• _REQUIREMENTS_
Copy out the data exactly, from the first line through the line that contains "nav-item-admin[interactable]: ∞后台管理 bbox=[605, 89, 666, 152]", including that line.

⁂

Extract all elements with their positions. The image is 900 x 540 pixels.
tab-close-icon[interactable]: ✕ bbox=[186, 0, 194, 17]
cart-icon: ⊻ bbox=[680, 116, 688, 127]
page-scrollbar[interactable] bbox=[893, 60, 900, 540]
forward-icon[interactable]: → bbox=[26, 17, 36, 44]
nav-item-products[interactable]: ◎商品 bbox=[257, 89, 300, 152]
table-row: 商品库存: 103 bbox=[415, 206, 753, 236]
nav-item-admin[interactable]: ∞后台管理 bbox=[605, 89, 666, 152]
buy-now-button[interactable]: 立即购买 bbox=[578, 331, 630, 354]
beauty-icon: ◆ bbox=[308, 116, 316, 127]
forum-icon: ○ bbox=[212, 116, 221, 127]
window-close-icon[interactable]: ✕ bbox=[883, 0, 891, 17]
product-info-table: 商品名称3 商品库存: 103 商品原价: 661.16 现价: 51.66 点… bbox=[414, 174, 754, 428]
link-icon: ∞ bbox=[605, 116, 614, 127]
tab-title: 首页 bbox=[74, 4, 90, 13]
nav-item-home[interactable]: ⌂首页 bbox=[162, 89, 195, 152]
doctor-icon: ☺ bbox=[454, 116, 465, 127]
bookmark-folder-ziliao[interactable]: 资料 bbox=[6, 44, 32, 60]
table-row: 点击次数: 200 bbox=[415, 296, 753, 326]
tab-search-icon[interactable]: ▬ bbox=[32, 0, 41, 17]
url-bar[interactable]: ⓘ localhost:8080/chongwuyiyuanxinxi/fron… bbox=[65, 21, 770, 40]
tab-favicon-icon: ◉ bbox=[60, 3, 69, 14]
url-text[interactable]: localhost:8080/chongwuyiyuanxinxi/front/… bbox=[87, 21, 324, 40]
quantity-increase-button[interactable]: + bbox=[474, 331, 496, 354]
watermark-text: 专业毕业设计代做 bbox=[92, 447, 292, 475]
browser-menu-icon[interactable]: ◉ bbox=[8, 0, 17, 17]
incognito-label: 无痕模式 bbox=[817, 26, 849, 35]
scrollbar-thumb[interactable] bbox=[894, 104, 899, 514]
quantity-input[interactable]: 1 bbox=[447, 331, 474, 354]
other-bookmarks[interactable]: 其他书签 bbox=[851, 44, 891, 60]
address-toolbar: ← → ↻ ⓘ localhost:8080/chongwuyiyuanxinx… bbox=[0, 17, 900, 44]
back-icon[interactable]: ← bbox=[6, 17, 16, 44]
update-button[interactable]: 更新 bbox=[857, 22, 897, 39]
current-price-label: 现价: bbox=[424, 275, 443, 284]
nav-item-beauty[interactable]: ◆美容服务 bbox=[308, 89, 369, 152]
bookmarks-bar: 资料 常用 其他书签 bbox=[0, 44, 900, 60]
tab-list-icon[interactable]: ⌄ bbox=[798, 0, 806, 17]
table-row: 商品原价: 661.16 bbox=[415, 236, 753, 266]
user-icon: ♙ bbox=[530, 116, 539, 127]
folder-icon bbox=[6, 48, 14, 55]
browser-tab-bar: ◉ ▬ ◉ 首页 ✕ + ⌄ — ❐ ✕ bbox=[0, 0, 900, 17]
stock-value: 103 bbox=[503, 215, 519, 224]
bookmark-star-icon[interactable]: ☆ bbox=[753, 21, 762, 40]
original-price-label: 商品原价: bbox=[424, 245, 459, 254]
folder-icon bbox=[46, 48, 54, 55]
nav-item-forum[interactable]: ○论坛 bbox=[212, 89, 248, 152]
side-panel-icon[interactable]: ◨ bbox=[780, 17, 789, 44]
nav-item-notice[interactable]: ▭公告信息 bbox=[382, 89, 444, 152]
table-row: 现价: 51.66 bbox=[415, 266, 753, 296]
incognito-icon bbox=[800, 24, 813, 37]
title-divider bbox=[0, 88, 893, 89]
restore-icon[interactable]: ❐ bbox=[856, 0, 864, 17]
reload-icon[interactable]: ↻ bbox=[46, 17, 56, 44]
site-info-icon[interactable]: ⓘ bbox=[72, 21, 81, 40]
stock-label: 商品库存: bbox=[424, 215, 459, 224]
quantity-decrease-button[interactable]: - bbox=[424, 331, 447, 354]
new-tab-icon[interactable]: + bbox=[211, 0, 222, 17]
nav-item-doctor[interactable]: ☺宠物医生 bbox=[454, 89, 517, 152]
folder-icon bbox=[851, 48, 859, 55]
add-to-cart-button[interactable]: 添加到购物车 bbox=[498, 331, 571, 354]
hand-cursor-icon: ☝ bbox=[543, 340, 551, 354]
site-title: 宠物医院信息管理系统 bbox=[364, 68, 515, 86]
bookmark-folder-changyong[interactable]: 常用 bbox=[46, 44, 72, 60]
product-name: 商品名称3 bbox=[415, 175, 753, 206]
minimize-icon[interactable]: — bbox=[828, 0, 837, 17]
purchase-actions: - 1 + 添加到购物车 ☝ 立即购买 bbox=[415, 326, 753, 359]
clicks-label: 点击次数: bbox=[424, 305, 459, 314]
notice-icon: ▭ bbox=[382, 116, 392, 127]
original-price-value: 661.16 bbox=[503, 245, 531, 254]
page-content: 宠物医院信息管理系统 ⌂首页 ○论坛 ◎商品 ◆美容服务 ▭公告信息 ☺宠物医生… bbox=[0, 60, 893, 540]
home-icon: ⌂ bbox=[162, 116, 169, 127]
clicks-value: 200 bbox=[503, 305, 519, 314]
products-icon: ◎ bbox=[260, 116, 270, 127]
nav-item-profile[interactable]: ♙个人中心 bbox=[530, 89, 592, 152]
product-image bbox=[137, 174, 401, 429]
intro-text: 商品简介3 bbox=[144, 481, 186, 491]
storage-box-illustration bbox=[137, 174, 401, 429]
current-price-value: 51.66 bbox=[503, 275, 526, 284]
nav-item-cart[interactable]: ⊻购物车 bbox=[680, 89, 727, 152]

⁂

• _SOLUTION TO THIS PROBLEM_
Extract all elements with their positions. The image is 900 x 540 pixels.
tab-close-icon[interactable]: ✕ bbox=[186, 0, 194, 17]
cart-icon: ⊻ bbox=[680, 116, 688, 127]
page-scrollbar[interactable] bbox=[893, 60, 900, 540]
forward-icon[interactable]: → bbox=[26, 17, 36, 44]
nav-item-products[interactable]: ◎商品 bbox=[257, 89, 300, 152]
table-row: 商品库存: 103 bbox=[415, 206, 753, 236]
nav-item-admin[interactable]: ∞后台管理 bbox=[605, 89, 666, 152]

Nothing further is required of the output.